**Exercise instructions**
Transcribe every line of the listing below without any deviation.

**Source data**

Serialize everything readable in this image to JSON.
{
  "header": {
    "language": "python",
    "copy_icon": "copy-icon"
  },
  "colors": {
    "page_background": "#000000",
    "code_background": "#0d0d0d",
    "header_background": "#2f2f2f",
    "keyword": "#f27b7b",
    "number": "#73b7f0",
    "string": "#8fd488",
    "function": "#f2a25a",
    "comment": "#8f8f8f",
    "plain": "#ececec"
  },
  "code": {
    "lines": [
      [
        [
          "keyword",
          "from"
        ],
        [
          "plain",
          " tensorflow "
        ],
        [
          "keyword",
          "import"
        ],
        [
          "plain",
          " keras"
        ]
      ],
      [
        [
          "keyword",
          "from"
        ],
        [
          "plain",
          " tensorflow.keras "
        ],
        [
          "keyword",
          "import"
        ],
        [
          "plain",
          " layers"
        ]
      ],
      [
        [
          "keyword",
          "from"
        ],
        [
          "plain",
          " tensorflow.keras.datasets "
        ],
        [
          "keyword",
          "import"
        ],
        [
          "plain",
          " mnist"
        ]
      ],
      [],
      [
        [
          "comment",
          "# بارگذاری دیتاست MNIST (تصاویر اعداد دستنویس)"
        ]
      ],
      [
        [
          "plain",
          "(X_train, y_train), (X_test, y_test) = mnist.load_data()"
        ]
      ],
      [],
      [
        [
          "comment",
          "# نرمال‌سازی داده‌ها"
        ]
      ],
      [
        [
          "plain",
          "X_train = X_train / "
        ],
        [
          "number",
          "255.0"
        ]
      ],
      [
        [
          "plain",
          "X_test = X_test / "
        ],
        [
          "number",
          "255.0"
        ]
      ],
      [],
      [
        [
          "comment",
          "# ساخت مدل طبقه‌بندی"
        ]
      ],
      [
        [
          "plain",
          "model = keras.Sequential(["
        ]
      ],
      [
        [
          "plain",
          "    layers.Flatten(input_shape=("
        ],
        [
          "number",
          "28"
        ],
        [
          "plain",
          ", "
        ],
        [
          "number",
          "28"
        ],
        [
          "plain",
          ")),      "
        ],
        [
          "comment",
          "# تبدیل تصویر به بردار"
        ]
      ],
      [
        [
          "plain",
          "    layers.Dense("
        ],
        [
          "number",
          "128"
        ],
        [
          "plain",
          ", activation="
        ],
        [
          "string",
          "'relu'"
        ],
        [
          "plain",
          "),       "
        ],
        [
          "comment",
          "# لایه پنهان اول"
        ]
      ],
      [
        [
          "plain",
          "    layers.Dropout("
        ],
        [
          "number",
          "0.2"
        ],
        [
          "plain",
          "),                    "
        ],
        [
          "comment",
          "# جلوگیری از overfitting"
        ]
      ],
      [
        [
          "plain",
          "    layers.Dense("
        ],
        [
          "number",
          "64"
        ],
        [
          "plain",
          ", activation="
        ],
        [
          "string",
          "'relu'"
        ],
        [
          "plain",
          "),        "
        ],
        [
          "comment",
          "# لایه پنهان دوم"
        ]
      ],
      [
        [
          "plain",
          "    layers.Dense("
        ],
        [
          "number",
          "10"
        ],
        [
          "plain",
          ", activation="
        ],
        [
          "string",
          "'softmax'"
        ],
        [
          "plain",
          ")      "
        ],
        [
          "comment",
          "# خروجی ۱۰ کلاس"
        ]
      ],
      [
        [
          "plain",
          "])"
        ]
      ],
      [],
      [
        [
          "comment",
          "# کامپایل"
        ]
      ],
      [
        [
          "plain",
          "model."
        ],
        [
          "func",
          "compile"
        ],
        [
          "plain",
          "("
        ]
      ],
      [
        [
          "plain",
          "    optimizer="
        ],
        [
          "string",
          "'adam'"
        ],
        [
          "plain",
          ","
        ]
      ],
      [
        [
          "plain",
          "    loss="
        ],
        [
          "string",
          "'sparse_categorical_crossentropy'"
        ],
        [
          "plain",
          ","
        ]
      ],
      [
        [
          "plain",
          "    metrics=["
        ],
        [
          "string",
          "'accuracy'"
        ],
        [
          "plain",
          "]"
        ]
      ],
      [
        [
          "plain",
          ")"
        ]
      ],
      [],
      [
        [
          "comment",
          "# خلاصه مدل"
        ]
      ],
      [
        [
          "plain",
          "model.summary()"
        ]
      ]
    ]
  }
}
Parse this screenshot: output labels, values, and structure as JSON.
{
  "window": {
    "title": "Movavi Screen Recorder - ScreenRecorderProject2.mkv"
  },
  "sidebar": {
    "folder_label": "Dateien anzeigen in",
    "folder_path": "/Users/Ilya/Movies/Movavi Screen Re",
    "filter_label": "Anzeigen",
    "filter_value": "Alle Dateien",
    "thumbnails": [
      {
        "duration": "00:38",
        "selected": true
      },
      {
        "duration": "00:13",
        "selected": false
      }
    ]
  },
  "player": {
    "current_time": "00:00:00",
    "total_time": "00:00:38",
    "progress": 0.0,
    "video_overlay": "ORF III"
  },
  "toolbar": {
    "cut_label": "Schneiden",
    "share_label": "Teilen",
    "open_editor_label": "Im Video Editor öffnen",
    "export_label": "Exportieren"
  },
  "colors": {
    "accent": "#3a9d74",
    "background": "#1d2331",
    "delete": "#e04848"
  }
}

**Solution for this task**
Serialize everything readable in this image to JSON.
{
  "header": {
    "language": "python",
    "copy_icon": "copy-icon"
  },
  "colors": {
    "page_background": "#000000",
    "code_background": "#0d0d0d",
    "header_background": "#2f2f2f",
    "keyword": "#f27b7b",
    "number": "#73b7f0",
    "string": "#8fd488",
    "function": "#f2a25a",
    "comment": "#8f8f8f",
    "plain": "#ececec"
  },
  "code": {
    "lines": [
      [
        [
          "keyword",
          "from"
        ],
        [
          "plain",
          " tensorflow "
        ],
        [
          "keyword",
          "import"
        ],
        [
          "plain",
          " keras"
        ]
      ],
      [
        [
          "keyword",
          "from"
        ],
        [
          "plain",
          " tensorflow.keras "
        ],
        [
          "keyword",
          "import"
        ],
        [
          "plain",
          " layers"
        ]
      ],
      [
        [
          "keyword",
          "from"
        ],
        [
          "plain",
          " tensorflow.keras.datasets "
        ],
        [
          "keyword",
          "import"
        ],
        [
          "plain",
          " mnist"
        ]
      ],
      [],
      [
        [
          "comment",
          "# بارگذاری دیتاست MNIST (تصاویر اعداد دستنویس)"
        ]
      ],
      [
        [
          "plain",
          "(X_train, y_train), (X_test, y_test) = mnist.load_data()"
        ]
      ],
      [],
      [
        [
          "comment",
          "# نرمال‌سازی داده‌ها"
        ]
      ],
      [
        [
          "plain",
          "X_train = X_train / "
        ],
        [
          "number",
          "255.0"
        ]
      ],
      [
        [
          "plain",
          "X_test = X_test / "
        ],
        [
          "number",
          "255.0"
        ]
      ],
      [],
      [
        [
          "comment",
          "# ساخت مدل طبقه‌بندی"
        ]
      ],
      [
        [
          "plain",
          "model = keras.Sequential(["
        ]
      ],
      [
        [
          "plain",
          "    layers.Flatten(input_shape=("
        ],
        [
          "number",
          "28"
        ],
        [
          "plain",
          ", "
        ],
        [
          "number",
          "28"
        ],
        [
          "plain",
          ")),      "
        ],
        [
          "comment",
          "# تبدیل تصویر به بردار"
        ]
      ],
      [
        [
          "plain",
          "    layers.Dense("
        ],
        [
          "number",
          "128"
        ],
        [
          "plain",
          ", activation="
        ],
        [
          "string",
          "'relu'"
        ],
        [
          "plain",
          "),       "
        ],
        [
          "comment",
          "# لایه پنهان اول"
        ]
      ],
      [
        [
          "plain",
          "    layers.Dropout("
        ],
        [
          "number",
          "0.2"
        ],
        [
          "plain",
          "),                    "
        ],
        [
          "comment",
          "# جلوگیری از overfitting"
        ]
      ],
      [
        [
          "plain",
          "    layers.Dense("
        ],
        [
          "number",
          "64"
        ],
        [
          "plain",
          ", activation="
        ],
        [
          "string",
          "'relu'"
        ],
        [
          "plain",
          "),        "
        ],
        [
          "comment",
          "# لایه پنهان دوم"
        ]
      ],
      [
        [
          "plain",
          "    layers.Dense("
        ],
        [
          "number",
          "10"
        ],
        [
          "plain",
          ", activation="
        ],
        [
          "string",
          "'softmax'"
        ],
        [
          "plain",
          ")      "
        ],
        [
          "comment",
          "# خروجی ۱۰ کلاس"
        ]
      ],
      [
        [
          "plain",
          "])"
        ]
      ],
      [],
      [
        [
          "comment",
          "# کامپایل"
        ]
      ],
      [
        [
          "plain",
          "model."
        ],
        [
          "func",
          "compile"
        ],
        [
          "plain",
          "("
        ]
      ],
      [
        [
          "plain",
          "    optimizer="
        ],
        [
          "string",
          "'adam'"
        ],
        [
          "plain",
          ","
        ]
      ],
      [
        [
          "plain",
          "    loss="
        ],
        [
          "string",
          "'sparse_categorical_crossentropy'"
        ],
        [
          "plain",
          ","
        ]
      ],
      [
        [
          "plain",
          "    metrics=["
        ],
        [
          "string",
          "'accuracy'"
        ],
        [
          "plain",
          "]"
        ]
      ],
      [
        [
          "plain",
          ")"
        ]
      ],
      [],
      [
        [
          "comment",
          "# خلاصه مدل"
        ]
      ],
      [
        [
          "plain",
          "model.summary()"
        ]
      ]
    ]
  }
}
Parse this screenshot: output labels, values, and structure as JSON.
{
  "window": {
    "title": "Movavi Screen Recorder - ScreenRecorderProject2.mkv"
  },
  "sidebar": {
    "folder_label": "Dateien anzeigen in",
    "folder_path": "/Users/Ilya/Movies/Movavi Screen Re",
    "filter_label": "Anzeigen",
    "filter_value": "Alle Dateien",
    "thumbnails": [
      {
        "duration": "00:38",
        "selected": true
      },
      {
        "duration": "00:13",
        "selected": false
      }
    ]
  },
  "player": {
    "current_time": "00:00:00",
    "total_time": "00:00:38",
    "progress": 0.0,
    "video_overlay": "ORF III"
  },
  "toolbar": {
    "cut_label": "Schneiden",
    "share_label": "Teilen",
    "open_editor_label": "Im Video Editor öffnen",
    "export_label": "Exportieren"
  },
  "colors": {
    "accent": "#3a9d74",
    "background": "#1d2331",
    "delete": "#e04848"
  }
}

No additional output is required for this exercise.